SUPPLIED DATA:
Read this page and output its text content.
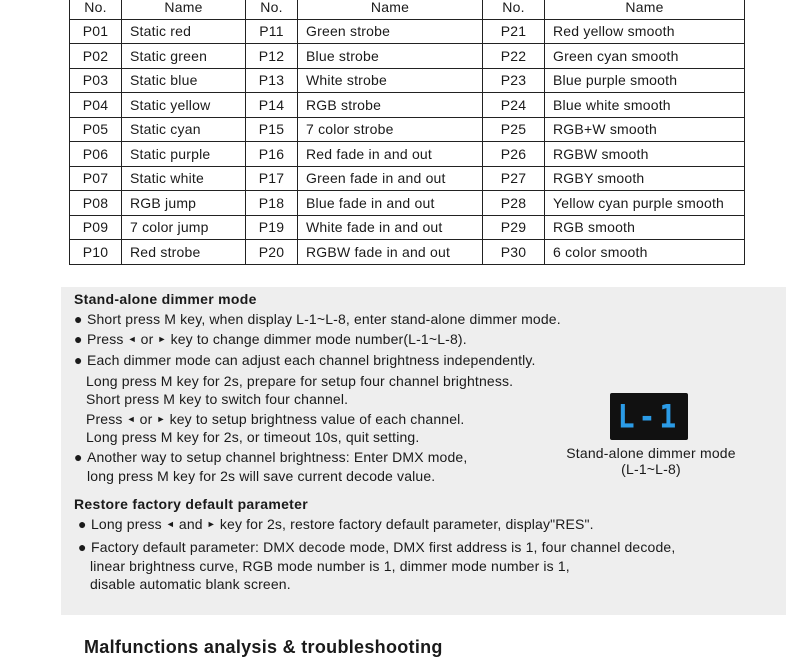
No.	Name	No.	Name	No.	Name
P01	Static red	P11	Green strobe	P21	Red yellow smooth
P02	Static green	P12	Blue strobe	P22	Green cyan smooth
P03	Static blue	P13	White strobe	P23	Blue purple smooth
P04	Static yellow	P14	RGB strobe	P24	Blue white smooth
P05	Static cyan	P15	7 color strobe	P25	RGB+W smooth
P06	Static purple	P16	Red fade in and out	P26	RGBW smooth
P07	Static white	P17	Green fade in and out	P27	RGBY smooth
P08	RGB jump	P18	Blue fade in and out	P28	Yellow cyan purple smooth
P09	7 color jump	P19	White fade in and out	P29	RGB smooth
P10	Red strobe	P20	RGBW fade in and out	P30	6 color smooth
Stand-alone dimmer mode
● Short press M key, when display L-1~L-8, enter stand-alone dimmer mode.
● Press ◄ or ► key to change dimmer mode number(L-1~L-8).
● Each dimmer mode can adjust each channel brightness independently.
Long press M key for 2s, prepare for setup four channel brightness.
Short press M key to switch four channel.
Press ◄ or ► key to setup brightness value of each channel.
Long press M key for 2s, or timeout 10s, quit setting.
● Another way to setup channel brightness: Enter DMX mode,
long press M key for 2s will save current decode value.
L-1
Stand-alone dimmer mode
(L-1~L-8)
Restore factory default parameter
● Long press ◄ and ► key for 2s, restore factory default parameter, display"RES".
● Factory default parameter: DMX decode mode, DMX first address is 1, four channel decode,
linear brightness curve, RGB mode number is 1, dimmer mode number is 1,
disable automatic blank screen.
Malfunctions analysis & troubleshooting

DIRECTIONS:
Do not include the images; transcribe the rest of the listing exactly.

IN RESPONSE:
Read this page and output its text content.
No.	Name	No.	Name	No.	Name
P01	Static red	P11	Green strobe	P21	Red yellow smooth
P02	Static green	P12	Blue strobe	P22	Green cyan smooth
P03	Static blue	P13	White strobe	P23	Blue purple smooth
P04	Static yellow	P14	RGB strobe	P24	Blue white smooth
P05	Static cyan	P15	7 color strobe	P25	RGB+W smooth
P06	Static purple	P16	Red fade in and out	P26	RGBW smooth
P07	Static white	P17	Green fade in and out	P27	RGBY smooth
P08	RGB jump	P18	Blue fade in and out	P28	Yellow cyan purple smooth
P09	7 color jump	P19	White fade in and out	P29	RGB smooth
P10	Red strobe	P20	RGBW fade in and out	P30	6 color smooth
Stand-alone dimmer mode
● Short press M key, when display L-1~L-8, enter stand-alone dimmer mode.
● Press ◄ or ► key to change dimmer mode number(L-1~L-8).
● Each dimmer mode can adjust each channel brightness independently.
Long press M key for 2s, prepare for setup four channel brightness.
Short press M key to switch four channel.
Press ◄ or ► key to setup brightness value of each channel.
Long press M key for 2s, or timeout 10s, quit setting.
● Another way to setup channel brightness: Enter DMX mode,
long press M key for 2s will save current decode value.
L-1
Stand-alone dimmer mode
(L-1~L-8)
Restore factory default parameter
● Long press ◄ and ► key for 2s, restore factory default parameter, display"RES".
● Factory default parameter: DMX decode mode, DMX first address is 1, four channel decode,
linear brightness curve, RGB mode number is 1, dimmer mode number is 1,
disable automatic blank screen.
Malfunctions analysis & troubleshooting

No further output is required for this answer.